** Problems **
1 > Answer these questions using the post on the founders and slavery:
(a) What did Jefferson do with the gradual emancipation statute while he chaired the committee to revise the laws of Virginia?
(b) What did Jefferson urge Edward Coles to do?
(c) How many slaves did Jefferson free in his will?
2 > Copy from the post on the founders and slavery the part that opens with the words containing "The Founders and" and closes with "laws of Va.".
3 > For each statement, say whether it agrees with the post on the founders and slavery. Answer yes or no and quote the words of the post that decide it.
(a) Madison sold slaves to pay for his lifestyle.
(b) Jefferson's son-in-law was a Congressman.
(c) The author's book on slavery and the founders was published in 1996.

** Text section **
#####

The Founders and Slavery

Paul Finkelman paul-finkelman at UTULSA.EDU
Mon Apr 17 17:49:32 PDT 2000


Since I raised the question, I suppose I should answer it. Jefferson spent
most of his career protecting slavery and doing nothing to either stop its
spread or phase it out.  As chair of the committee to revise the laws of Va.
he sat on a gradual emancipation statute and did not let it even come to the
floor; as President he used everything in his power to undermine the
government in Haiti, to "destroy the black republic" as his son-in-law, who
was a Congressman, put it in the House of Representatives.  When Edward Coles
asked Jefferson to endorse his own plan to free his slaves and to endorse
gradual emancipation (and this was after Jefferson was out of hte
presidency), Jefferson urged Coles to keep his slaves and refused to take a
stand against slavery. I have written a great deal about this in my book,
_Slavery and the Founders:  Race and Liberty in the Age of Jefferson_ (M.E.
Sharpe, 1996) and I do not want to bore the  list-serve with more details.
Madison is more complex. Unlike Jefferson, Madison refused to sell slaves to
pay for his high life style, but he also never freed any of his slaves either
(TJ freed three in his lifetime and five in his will, while the other 200
were sold off; he also sold over 80 in the 1780s and 90s to pay his debts).

#####

** Data rows **

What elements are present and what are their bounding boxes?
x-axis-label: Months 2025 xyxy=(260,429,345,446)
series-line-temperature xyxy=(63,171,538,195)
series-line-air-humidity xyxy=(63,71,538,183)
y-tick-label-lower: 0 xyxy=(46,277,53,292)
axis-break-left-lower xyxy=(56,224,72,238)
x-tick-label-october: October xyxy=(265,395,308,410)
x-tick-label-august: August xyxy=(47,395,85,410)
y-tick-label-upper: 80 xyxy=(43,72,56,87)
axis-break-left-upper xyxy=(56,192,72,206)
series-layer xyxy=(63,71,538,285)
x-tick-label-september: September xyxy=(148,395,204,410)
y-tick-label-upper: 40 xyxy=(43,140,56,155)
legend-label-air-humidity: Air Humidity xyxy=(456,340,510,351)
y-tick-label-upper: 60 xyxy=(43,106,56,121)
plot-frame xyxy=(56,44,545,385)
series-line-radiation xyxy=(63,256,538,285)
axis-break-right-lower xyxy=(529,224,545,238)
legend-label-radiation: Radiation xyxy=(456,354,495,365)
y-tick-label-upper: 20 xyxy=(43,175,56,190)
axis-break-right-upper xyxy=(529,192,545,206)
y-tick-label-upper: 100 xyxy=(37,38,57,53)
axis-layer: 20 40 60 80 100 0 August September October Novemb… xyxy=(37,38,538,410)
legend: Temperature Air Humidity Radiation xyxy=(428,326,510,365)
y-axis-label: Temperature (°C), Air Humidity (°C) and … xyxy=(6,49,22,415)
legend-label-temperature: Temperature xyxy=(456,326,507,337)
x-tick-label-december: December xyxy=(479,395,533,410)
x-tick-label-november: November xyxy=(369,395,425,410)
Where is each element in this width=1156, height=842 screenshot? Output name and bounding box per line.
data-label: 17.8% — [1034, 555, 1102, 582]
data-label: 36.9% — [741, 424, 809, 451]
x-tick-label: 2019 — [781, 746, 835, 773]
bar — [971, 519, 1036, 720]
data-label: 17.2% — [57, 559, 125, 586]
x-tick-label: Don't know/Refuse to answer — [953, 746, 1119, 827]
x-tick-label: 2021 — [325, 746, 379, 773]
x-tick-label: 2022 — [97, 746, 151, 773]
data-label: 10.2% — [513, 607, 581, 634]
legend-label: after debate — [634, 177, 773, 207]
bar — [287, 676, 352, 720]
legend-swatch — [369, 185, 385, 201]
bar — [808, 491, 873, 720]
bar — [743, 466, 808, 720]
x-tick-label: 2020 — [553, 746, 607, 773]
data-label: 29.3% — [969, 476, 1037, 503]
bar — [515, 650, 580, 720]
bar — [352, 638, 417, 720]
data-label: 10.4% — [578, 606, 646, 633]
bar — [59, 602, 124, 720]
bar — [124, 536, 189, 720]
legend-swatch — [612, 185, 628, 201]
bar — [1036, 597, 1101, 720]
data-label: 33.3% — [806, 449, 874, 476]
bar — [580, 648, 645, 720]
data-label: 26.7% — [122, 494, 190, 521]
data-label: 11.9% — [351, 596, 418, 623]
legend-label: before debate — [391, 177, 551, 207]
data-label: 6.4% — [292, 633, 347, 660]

#####

** Final answers **
1 >
(a) He sat on it and did not let it even come to the floor.
(b) He urged Coles to keep his slaves.
(c) Five.

2 >
The Founders and Slavery

Paul Finkelman paul-finkelman at UTULSA.EDU
Mon Apr 17 17:49:32 PDT 2000


Since I raised the question, I suppose I should answer it. Jefferson spent
most of his career protecting slavery and doing nothing to either stop its
spread or phase it out.  As chair of the committee to revise the laws of Va.

3 >
(a) No: "Madison refused to sell slaves to pay for his high life style"
(b) Yes: "his son-in-law, who was a Congressman"
(c) Yes: "M.E. Sharpe, 1996"